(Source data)
---------------
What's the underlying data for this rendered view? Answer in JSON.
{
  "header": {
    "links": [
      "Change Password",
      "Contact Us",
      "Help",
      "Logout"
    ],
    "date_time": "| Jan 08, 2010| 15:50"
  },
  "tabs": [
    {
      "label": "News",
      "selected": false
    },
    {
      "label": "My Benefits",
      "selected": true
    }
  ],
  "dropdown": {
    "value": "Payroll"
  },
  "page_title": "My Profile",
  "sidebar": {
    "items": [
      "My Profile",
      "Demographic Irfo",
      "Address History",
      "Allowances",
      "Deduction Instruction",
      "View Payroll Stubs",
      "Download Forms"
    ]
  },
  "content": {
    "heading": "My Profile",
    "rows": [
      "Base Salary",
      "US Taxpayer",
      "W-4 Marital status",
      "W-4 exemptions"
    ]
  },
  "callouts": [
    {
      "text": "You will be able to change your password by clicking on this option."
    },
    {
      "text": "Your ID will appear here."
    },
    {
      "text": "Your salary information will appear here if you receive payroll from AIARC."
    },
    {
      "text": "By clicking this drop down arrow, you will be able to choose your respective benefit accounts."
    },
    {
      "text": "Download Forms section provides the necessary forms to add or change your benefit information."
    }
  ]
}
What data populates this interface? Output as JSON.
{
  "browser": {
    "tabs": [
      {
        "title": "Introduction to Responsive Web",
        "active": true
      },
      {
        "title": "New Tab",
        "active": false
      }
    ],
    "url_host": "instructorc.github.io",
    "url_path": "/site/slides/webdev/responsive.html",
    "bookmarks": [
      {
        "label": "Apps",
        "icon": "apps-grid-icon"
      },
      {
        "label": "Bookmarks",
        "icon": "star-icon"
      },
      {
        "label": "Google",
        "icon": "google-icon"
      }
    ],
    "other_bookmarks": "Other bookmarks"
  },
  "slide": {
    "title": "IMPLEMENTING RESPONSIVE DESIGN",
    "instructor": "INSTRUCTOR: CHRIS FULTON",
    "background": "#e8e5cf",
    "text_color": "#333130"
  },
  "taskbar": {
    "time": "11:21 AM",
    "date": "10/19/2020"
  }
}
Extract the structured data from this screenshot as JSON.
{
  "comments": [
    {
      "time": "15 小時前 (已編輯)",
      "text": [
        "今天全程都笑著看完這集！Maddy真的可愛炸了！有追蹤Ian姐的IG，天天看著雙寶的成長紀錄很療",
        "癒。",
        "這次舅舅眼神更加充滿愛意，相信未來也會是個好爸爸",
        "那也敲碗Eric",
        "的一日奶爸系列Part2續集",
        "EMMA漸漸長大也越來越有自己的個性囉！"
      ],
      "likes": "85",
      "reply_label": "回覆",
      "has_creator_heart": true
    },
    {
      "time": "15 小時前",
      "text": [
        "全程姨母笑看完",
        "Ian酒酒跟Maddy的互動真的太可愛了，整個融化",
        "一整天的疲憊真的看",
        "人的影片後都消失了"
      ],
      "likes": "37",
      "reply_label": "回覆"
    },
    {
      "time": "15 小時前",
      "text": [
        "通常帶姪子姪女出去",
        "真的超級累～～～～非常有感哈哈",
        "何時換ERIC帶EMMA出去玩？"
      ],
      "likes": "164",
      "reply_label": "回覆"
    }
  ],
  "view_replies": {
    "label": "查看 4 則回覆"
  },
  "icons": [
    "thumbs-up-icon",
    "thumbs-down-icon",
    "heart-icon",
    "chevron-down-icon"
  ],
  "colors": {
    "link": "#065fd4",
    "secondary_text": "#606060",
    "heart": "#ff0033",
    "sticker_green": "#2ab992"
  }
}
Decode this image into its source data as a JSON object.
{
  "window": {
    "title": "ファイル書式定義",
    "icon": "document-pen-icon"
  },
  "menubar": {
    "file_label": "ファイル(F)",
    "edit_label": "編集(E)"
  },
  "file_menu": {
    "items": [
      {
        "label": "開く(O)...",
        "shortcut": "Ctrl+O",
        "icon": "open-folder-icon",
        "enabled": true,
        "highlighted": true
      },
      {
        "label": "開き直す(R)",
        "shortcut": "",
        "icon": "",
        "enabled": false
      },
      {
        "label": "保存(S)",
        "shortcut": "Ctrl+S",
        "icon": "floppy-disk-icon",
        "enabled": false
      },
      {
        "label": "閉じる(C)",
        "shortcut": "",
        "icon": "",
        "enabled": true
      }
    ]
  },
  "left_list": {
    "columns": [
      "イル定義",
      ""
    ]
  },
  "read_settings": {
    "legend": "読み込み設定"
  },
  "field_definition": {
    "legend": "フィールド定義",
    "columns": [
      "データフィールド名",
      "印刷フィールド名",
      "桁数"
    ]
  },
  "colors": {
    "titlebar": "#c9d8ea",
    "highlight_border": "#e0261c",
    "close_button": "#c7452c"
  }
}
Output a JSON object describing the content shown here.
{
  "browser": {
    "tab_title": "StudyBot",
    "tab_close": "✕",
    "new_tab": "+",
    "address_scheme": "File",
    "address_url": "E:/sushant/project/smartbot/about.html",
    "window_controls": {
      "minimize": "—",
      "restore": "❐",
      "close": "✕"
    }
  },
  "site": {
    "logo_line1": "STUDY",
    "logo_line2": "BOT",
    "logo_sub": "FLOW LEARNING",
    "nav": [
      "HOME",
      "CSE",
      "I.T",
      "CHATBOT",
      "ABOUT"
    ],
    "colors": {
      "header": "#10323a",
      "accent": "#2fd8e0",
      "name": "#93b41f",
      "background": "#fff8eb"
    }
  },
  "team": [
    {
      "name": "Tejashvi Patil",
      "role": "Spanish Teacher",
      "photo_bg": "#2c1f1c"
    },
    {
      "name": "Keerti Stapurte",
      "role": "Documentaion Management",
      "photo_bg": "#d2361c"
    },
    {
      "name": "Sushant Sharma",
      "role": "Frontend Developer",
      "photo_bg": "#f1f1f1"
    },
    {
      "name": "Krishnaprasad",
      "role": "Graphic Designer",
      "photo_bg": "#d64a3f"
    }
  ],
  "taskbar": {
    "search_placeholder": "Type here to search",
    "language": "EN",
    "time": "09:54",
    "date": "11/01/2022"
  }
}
---------------
Reproduce each record exactly as it appears.

What's the underlying data for this rendered view? Answer in JSON.
{
  "header": {
    "links": [
      "Change Password",
      "Contact Us",
      "Help",
      "Logout"
    ],
    "date_time": "| Jan 08, 2010| 15:50"
  },
  "tabs": [
    {
      "label": "News",
      "selected": false
    },
    {
      "label": "My Benefits",
      "selected": true
    }
  ],
  "dropdown": {
    "value": "Payroll"
  },
  "page_title": "My Profile",
  "sidebar": {
    "items": [
      "My Profile",
      "Demographic Irfo",
      "Address History",
      "Allowances",
      "Deduction Instruction",
      "View Payroll Stubs",
      "Download Forms"
    ]
  },
  "content": {
    "heading": "My Profile",
    "rows": [
      "Base Salary",
      "US Taxpayer",
      "W-4 Marital status",
      "W-4 exemptions"
    ]
  },
  "callouts": [
    {
      "text": "You will be able to change your password by clicking on this option."
    },
    {
      "text": "Your ID will appear here."
    },
    {
      "text": "Your salary information will appear here if you receive payroll from AIARC."
    },
    {
      "text": "By clicking this drop down arrow, you will be able to choose your respective benefit accounts."
    },
    {
      "text": "Download Forms section provides the necessary forms to add or change your benefit information."
    }
  ]
}
What data populates this interface? Output as JSON.
{
  "browser": {
    "tabs": [
      {
        "title": "Introduction to Responsive Web",
        "active": true
      },
      {
        "title": "New Tab",
        "active": false
      }
    ],
    "url_host": "instructorc.github.io",
    "url_path": "/site/slides/webdev/responsive.html",
    "bookmarks": [
      {
        "label": "Apps",
        "icon": "apps-grid-icon"
      },
      {
        "label": "Bookmarks",
        "icon": "star-icon"
      },
      {
        "label": "Google",
        "icon": "google-icon"
      }
    ],
    "other_bookmarks": "Other bookmarks"
  },
  "slide": {
    "title": "IMPLEMENTING RESPONSIVE DESIGN",
    "instructor": "INSTRUCTOR: CHRIS FULTON",
    "background": "#e8e5cf",
    "text_color": "#333130"
  },
  "taskbar": {
    "time": "11:21 AM",
    "date": "10/19/2020"
  }
}
Extract the structured data from this screenshot as JSON.
{
  "comments": [
    {
      "time": "15 小時前 (已編輯)",
      "text": [
        "今天全程都笑著看完這集！Maddy真的可愛炸了！有追蹤Ian姐的IG，天天看著雙寶的成長紀錄很療",
        "癒。",
        "這次舅舅眼神更加充滿愛意，相信未來也會是個好爸爸",
        "那也敲碗Eric",
        "的一日奶爸系列Part2續集",
        "EMMA漸漸長大也越來越有自己的個性囉！"
      ],
      "likes": "85",
      "reply_label": "回覆",
      "has_creator_heart": true
    },
    {
      "time": "15 小時前",
      "text": [
        "全程姨母笑看完",
        "Ian酒酒跟Maddy的互動真的太可愛了，整個融化",
        "一整天的疲憊真的看",
        "人的影片後都消失了"
      ],
      "likes": "37",
      "reply_label": "回覆"
    },
    {
      "time": "15 小時前",
      "text": [
        "通常帶姪子姪女出去",
        "真的超級累～～～～非常有感哈哈",
        "何時換ERIC帶EMMA出去玩？"
      ],
      "likes": "164",
      "reply_label": "回覆"
    }
  ],
  "view_replies": {
    "label": "查看 4 則回覆"
  },
  "icons": [
    "thumbs-up-icon",
    "thumbs-down-icon",
    "heart-icon",
    "chevron-down-icon"
  ],
  "colors": {
    "link": "#065fd4",
    "secondary_text": "#606060",
    "heart": "#ff0033",
    "sticker_green": "#2ab992"
  }
}
Decode this image into its source data as a JSON object.
{
  "window": {
    "title": "ファイル書式定義",
    "icon": "document-pen-icon"
  },
  "menubar": {
    "file_label": "ファイル(F)",
    "edit_label": "編集(E)"
  },
  "file_menu": {
    "items": [
      {
        "label": "開く(O)...",
        "shortcut": "Ctrl+O",
        "icon": "open-folder-icon",
        "enabled": true,
        "highlighted": true
      },
      {
        "label": "開き直す(R)",
        "shortcut": "",
        "icon": "",
        "enabled": false
      },
      {
        "label": "保存(S)",
        "shortcut": "Ctrl+S",
        "icon": "floppy-disk-icon",
        "enabled": false
      },
      {
        "label": "閉じる(C)",
        "shortcut": "",
        "icon": "",
        "enabled": true
      }
    ]
  },
  "left_list": {
    "columns": [
      "イル定義",
      ""
    ]
  },
  "read_settings": {
    "legend": "読み込み設定"
  },
  "field_definition": {
    "legend": "フィールド定義",
    "columns": [
      "データフィールド名",
      "印刷フィールド名",
      "桁数"
    ]
  },
  "colors": {
    "titlebar": "#c9d8ea",
    "highlight_border": "#e0261c",
    "close_button": "#c7452c"
  }
}
Output a JSON object describing the content shown here.
{
  "browser": {
    "tab_title": "StudyBot",
    "tab_close": "✕",
    "new_tab": "+",
    "address_scheme": "File",
    "address_url": "E:/sushant/project/smartbot/about.html",
    "window_controls": {
      "minimize": "—",
      "restore": "❐",
      "close": "✕"
    }
  },
  "site": {
    "logo_line1": "STUDY",
    "logo_line2": "BOT",
    "logo_sub": "FLOW LEARNING",
    "nav": [
      "HOME",
      "CSE",
      "I.T",
      "CHATBOT",
      "ABOUT"
    ],
    "colors": {
      "header": "#10323a",
      "accent": "#2fd8e0",
      "name": "#93b41f",
      "background": "#fff8eb"
    }
  },
  "team": [
    {
      "name": "Tejashvi Patil",
      "role": "Spanish Teacher",
      "photo_bg": "#2c1f1c"
    },
    {
      "name": "Keerti Stapurte",
      "role": "Documentaion Management",
      "photo_bg": "#d2361c"
    },
    {
      "name": "Sushant Sharma",
      "role": "Frontend Developer",
      "photo_bg": "#f1f1f1"
    },
    {
      "name": "Krishnaprasad",
      "role": "Graphic Designer",
      "photo_bg": "#d64a3f"
    }
  ],
  "taskbar": {
    "search_placeholder": "Type here to search",
    "language": "EN",
    "time": "09:54",
    "date": "11/01/2022"
  }
}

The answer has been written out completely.